## What to do
Write out each entry, exactly the way it appears.

## Records to use

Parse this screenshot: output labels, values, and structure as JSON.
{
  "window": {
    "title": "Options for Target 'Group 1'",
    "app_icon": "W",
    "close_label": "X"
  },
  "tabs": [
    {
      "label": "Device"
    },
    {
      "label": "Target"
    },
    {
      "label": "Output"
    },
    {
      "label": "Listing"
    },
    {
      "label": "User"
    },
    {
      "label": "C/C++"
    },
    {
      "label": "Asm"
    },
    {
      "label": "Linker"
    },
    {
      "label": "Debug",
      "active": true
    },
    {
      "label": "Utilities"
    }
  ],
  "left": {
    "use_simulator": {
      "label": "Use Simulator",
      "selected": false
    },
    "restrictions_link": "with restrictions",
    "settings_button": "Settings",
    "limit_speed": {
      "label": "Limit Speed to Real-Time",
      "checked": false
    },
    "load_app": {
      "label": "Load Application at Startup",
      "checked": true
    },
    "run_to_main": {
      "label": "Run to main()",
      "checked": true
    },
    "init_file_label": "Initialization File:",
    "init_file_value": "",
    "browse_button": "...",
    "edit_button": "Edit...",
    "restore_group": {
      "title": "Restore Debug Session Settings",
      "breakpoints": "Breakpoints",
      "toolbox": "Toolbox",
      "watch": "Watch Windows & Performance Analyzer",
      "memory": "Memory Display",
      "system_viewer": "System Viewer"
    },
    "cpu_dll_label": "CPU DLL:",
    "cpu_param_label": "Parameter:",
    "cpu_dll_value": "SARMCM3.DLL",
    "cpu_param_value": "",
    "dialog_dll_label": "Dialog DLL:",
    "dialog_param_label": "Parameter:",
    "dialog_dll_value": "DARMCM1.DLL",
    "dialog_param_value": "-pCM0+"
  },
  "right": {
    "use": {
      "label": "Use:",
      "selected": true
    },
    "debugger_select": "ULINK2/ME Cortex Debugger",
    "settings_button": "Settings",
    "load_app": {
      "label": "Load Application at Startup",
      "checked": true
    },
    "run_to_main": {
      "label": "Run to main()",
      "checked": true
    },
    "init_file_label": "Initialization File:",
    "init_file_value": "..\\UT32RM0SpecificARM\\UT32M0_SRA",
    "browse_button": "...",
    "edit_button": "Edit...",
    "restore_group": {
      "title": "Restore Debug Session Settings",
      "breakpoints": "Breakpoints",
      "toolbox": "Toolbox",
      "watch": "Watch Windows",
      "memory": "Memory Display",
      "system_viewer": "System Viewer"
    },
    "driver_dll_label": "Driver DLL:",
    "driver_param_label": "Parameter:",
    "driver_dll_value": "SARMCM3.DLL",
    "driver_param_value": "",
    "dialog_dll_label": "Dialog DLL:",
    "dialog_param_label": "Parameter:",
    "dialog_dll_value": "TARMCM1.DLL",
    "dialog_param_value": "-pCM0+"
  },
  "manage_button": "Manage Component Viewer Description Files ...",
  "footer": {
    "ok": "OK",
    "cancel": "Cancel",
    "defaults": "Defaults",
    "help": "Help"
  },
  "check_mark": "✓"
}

## The reply
Parse this screenshot: output labels, values, and structure as JSON.
{
  "window": {
    "title": "Options for Target 'Group 1'",
    "app_icon": "W",
    "close_label": "X"
  },
  "tabs": [
    {
      "label": "Device"
    },
    {
      "label": "Target"
    },
    {
      "label": "Output"
    },
    {
      "label": "Listing"
    },
    {
      "label": "User"
    },
    {
      "label": "C/C++"
    },
    {
      "label": "Asm"
    },
    {
      "label": "Linker"
    },
    {
      "label": "Debug",
      "active": true
    },
    {
      "label": "Utilities"
    }
  ],
  "left": {
    "use_simulator": {
      "label": "Use Simulator",
      "selected": false
    },
    "restrictions_link": "with restrictions",
    "settings_button": "Settings",
    "limit_speed": {
      "label": "Limit Speed to Real-Time",
      "checked": false
    },
    "load_app": {
      "label": "Load Application at Startup",
      "checked": true
    },
    "run_to_main": {
      "label": "Run to main()",
      "checked": true
    },
    "init_file_label": "Initialization File:",
    "init_file_value": "",
    "browse_button": "...",
    "edit_button": "Edit...",
    "restore_group": {
      "title": "Restore Debug Session Settings",
      "breakpoints": "Breakpoints",
      "toolbox": "Toolbox",
      "watch": "Watch Windows & Performance Analyzer",
      "memory": "Memory Display",
      "system_viewer": "System Viewer"
    },
    "cpu_dll_label": "CPU DLL:",
    "cpu_param_label": "Parameter:",
    "cpu_dll_value": "SARMCM3.DLL",
    "cpu_param_value": "",
    "dialog_dll_label": "Dialog DLL:",
    "dialog_param_label": "Parameter:",
    "dialog_dll_value": "DARMCM1.DLL",
    "dialog_param_value": "-pCM0+"
  },
  "right": {
    "use": {
      "label": "Use:",
      "selected": true
    },
    "debugger_select": "ULINK2/ME Cortex Debugger",
    "settings_button": "Settings",
    "load_app": {
      "label": "Load Application at Startup",
      "checked": true
    },
    "run_to_main": {
      "label": "Run to main()",
      "checked": true
    },
    "init_file_label": "Initialization File:",
    "init_file_value": "..\\UT32RM0SpecificARM\\UT32M0_SRA",
    "browse_button": "...",
    "edit_button": "Edit...",
    "restore_group": {
      "title": "Restore Debug Session Settings",
      "breakpoints": "Breakpoints",
      "toolbox": "Toolbox",
      "watch": "Watch Windows",
      "memory": "Memory Display",
      "system_viewer": "System Viewer"
    },
    "driver_dll_label": "Driver DLL:",
    "driver_param_label": "Parameter:",
    "driver_dll_value": "SARMCM3.DLL",
    "driver_param_value": "",
    "dialog_dll_label": "Dialog DLL:",
    "dialog_param_label": "Parameter:",
    "dialog_dll_value": "TARMCM1.DLL",
    "dialog_param_value": "-pCM0+"
  },
  "manage_button": "Manage Component Viewer Description Files ...",
  "footer": {
    "ok": "OK",
    "cancel": "Cancel",
    "defaults": "Defaults",
    "help": "Help"
  },
  "check_mark": "✓"
}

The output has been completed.